:: RECORDS PROVIDED

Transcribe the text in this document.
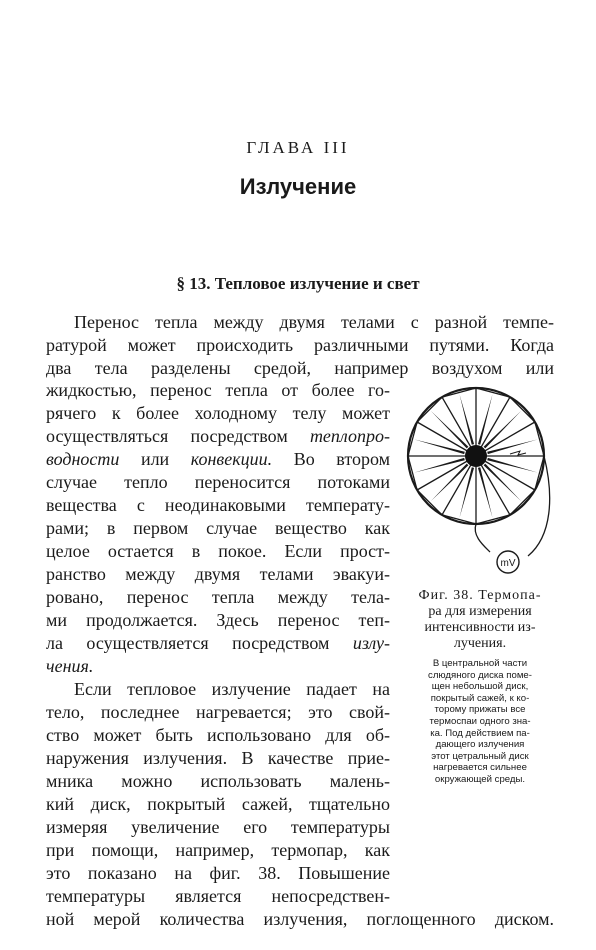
ГЛАВА III
Излучение
§ 13. Тепловое излучение и свет
Перенос тепла между двумя телами с разной темпе-
ратурой может происходить различными путями. Когда
два тела разделены средой, например воздухом или
жидкостью, перенос тепла от более го-
рячего к более холодному телу может
осуществляться посредством теплопро-
водности или конвекции. Во втором
случае тепло переносится потоками
вещества с неодинаковыми температу-
рами; в первом случае вещество как
целое остается в покое. Если прост-
ранство между двумя телами эвакуи-
ровано, перенос тепла между тела-
ми продолжается. Здесь перенос теп-
ла осуществляется посредством излу-
чения.
Если тепловое излучение падает на
тело, последнее нагревается; это свой-
ство может быть использовано для об-
наружения излучения. В качестве прие-
мника можно использовать малень-
кий диск, покрытый сажей, тщательно
измеряя увеличение его температуры
при помощи, например, термопар, как
это показано на фиг. 38. Повышение
температуры является непосредствен-
ной мерой количества излучения, поглощенного диском.
mV
Фиг. 38. Термопа-
ра для измерения
интенсивности из-
лучения.
В центральной части
слюдяного диска поме-
щен небольшой диск,
покрытый сажей, к ко-
торому прижаты все
термоспаи одного зна-
ка. Под действием па-
дающего излучения
этот цетральный диск
нагревается сильнее
окружающей среды.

::::

STATED PROBLEM: Copy all of the entries verbatim, leaving out any pictures they contain.

TASK RESULT:
Transcribe the text in this document.
ГЛАВА III
Излучение
§ 13. Тепловое излучение и свет
Перенос тепла между двумя телами с разной темпе-
ратурой может происходить различными путями. Когда
два тела разделены средой, например воздухом или
жидкостью, перенос тепла от более го-
рячего к более холодному телу может
осуществляться посредством теплопро-
водности или конвекции. Во втором
случае тепло переносится потоками
вещества с неодинаковыми температу-
рами; в первом случае вещество как
целое остается в покое. Если прост-
ранство между двумя телами эвакуи-
ровано, перенос тепла между тела-
ми продолжается. Здесь перенос теп-
ла осуществляется посредством излу-
чения.
Если тепловое излучение падает на
тело, последнее нагревается; это свой-
ство может быть использовано для об-
наружения излучения. В качестве прие-
мника можно использовать малень-
кий диск, покрытый сажей, тщательно
измеряя увеличение его температуры
при помощи, например, термопар, как
это показано на фиг. 38. Повышение
температуры является непосредствен-
ной мерой количества излучения, поглощенного диском.
mV
Фиг. 38. Термопа-
ра для измерения
интенсивности из-
лучения.
В центральной части
слюдяного диска поме-
щен небольшой диск,
покрытый сажей, к ко-
торому прижаты все
термоспаи одного зна-
ка. Под действием па-
дающего излучения
этот цетральный диск
нагревается сильнее
окружающей среды.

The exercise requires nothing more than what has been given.